| Task details |
Output all of the data below exactly as given.

| The data |
╔══

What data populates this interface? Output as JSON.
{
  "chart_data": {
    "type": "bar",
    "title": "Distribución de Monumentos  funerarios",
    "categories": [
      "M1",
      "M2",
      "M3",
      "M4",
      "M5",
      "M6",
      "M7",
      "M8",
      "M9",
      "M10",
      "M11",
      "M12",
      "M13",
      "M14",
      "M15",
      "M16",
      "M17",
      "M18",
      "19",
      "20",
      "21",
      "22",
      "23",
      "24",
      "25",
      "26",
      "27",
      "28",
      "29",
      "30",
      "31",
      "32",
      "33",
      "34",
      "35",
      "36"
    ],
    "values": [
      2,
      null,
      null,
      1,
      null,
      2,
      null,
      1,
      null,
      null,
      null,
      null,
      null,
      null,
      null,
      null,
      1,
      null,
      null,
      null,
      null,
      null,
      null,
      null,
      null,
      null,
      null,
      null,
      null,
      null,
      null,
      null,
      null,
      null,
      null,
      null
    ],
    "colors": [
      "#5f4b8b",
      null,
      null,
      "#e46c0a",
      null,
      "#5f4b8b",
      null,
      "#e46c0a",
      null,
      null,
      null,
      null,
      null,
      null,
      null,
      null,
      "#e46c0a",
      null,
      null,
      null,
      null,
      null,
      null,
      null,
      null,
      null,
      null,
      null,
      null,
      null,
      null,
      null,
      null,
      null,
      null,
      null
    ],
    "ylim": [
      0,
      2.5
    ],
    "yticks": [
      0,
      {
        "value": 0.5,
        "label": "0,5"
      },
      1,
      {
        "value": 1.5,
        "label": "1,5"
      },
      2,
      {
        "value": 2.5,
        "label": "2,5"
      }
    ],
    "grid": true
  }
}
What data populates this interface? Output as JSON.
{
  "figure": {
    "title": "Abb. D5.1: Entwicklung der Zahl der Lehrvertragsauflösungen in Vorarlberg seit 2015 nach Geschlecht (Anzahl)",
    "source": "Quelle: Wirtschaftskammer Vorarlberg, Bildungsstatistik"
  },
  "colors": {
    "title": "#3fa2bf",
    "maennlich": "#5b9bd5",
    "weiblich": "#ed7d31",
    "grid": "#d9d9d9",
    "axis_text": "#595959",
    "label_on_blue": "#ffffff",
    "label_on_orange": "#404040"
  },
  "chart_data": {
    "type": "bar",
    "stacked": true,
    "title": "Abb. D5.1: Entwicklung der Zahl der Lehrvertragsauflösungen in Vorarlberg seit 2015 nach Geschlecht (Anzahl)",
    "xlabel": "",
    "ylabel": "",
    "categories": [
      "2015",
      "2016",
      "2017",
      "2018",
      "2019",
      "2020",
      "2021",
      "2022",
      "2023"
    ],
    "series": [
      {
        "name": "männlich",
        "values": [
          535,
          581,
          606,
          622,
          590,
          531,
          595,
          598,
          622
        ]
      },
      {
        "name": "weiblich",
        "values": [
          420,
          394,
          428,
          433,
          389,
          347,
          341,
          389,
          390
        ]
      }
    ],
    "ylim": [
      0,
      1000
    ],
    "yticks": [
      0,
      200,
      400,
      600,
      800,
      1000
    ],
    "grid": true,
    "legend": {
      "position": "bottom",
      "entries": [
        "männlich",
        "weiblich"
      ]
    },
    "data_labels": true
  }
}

╚══

| Reply |
What data populates this interface? Output as JSON.
{
  "chart_data": {
    "type": "bar",
    "title": "Distribución de Monumentos  funerarios",
    "categories": [
      "M1",
      "M2",
      "M3",
      "M4",
      "M5",
      "M6",
      "M7",
      "M8",
      "M9",
      "M10",
      "M11",
      "M12",
      "M13",
      "M14",
      "M15",
      "M16",
      "M17",
      "M18",
      "19",
      "20",
      "21",
      "22",
      "23",
      "24",
      "25",
      "26",
      "27",
      "28",
      "29",
      "30",
      "31",
      "32",
      "33",
      "34",
      "35",
      "36"
    ],
    "values": [
      2,
      null,
      null,
      1,
      null,
      2,
      null,
      1,
      null,
      null,
      null,
      null,
      null,
      null,
      null,
      null,
      1,
      null,
      null,
      null,
      null,
      null,
      null,
      null,
      null,
      null,
      null,
      null,
      null,
      null,
      null,
      null,
      null,
      null,
      null,
      null
    ],
    "colors": [
      "#5f4b8b",
      null,
      null,
      "#e46c0a",
      null,
      "#5f4b8b",
      null,
      "#e46c0a",
      null,
      null,
      null,
      null,
      null,
      null,
      null,
      null,
      "#e46c0a",
      null,
      null,
      null,
      null,
      null,
      null,
      null,
      null,
      null,
      null,
      null,
      null,
      null,
      null,
      null,
      null,
      null,
      null,
      null
    ],
    "ylim": [
      0,
      2.5
    ],
    "yticks": [
      0,
      {
        "value": 0.5,
        "label": "0,5"
      },
      1,
      {
        "value": 1.5,
        "label": "1,5"
      },
      2,
      {
        "value": 2.5,
        "label": "2,5"
      }
    ],
    "grid": true
  }
}
What data populates this interface? Output as JSON.
{
  "figure": {
    "title": "Abb. D5.1: Entwicklung der Zahl der Lehrvertragsauflösungen in Vorarlberg seit 2015 nach Geschlecht (Anzahl)",
    "source": "Quelle: Wirtschaftskammer Vorarlberg, Bildungsstatistik"
  },
  "colors": {
    "title": "#3fa2bf",
    "maennlich": "#5b9bd5",
    "weiblich": "#ed7d31",
    "grid": "#d9d9d9",
    "axis_text": "#595959",
    "label_on_blue": "#ffffff",
    "label_on_orange": "#404040"
  },
  "chart_data": {
    "type": "bar",
    "stacked": true,
    "title": "Abb. D5.1: Entwicklung der Zahl der Lehrvertragsauflösungen in Vorarlberg seit 2015 nach Geschlecht (Anzahl)",
    "xlabel": "",
    "ylabel": "",
    "categories": [
      "2015",
      "2016",
      "2017",
      "2018",
      "2019",
      "2020",
      "2021",
      "2022",
      "2023"
    ],
    "series": [
      {
        "name": "männlich",
        "values": [
          535,
          581,
          606,
          622,
          590,
          531,
          595,
          598,
          622
        ]
      },
      {
        "name": "weiblich",
        "values": [
          420,
          394,
          428,
          433,
          389,
          347,
          341,
          389,
          390
        ]
      }
    ],
    "ylim": [
      0,
      1000
    ],
    "yticks": [
      0,
      200,
      400,
      600,
      800,
      1000
    ],
    "grid": true,
    "legend": {
      "position": "bottom",
      "entries": [
        "männlich",
        "weiblich"
      ]
    },
    "data_labels": true
  }
}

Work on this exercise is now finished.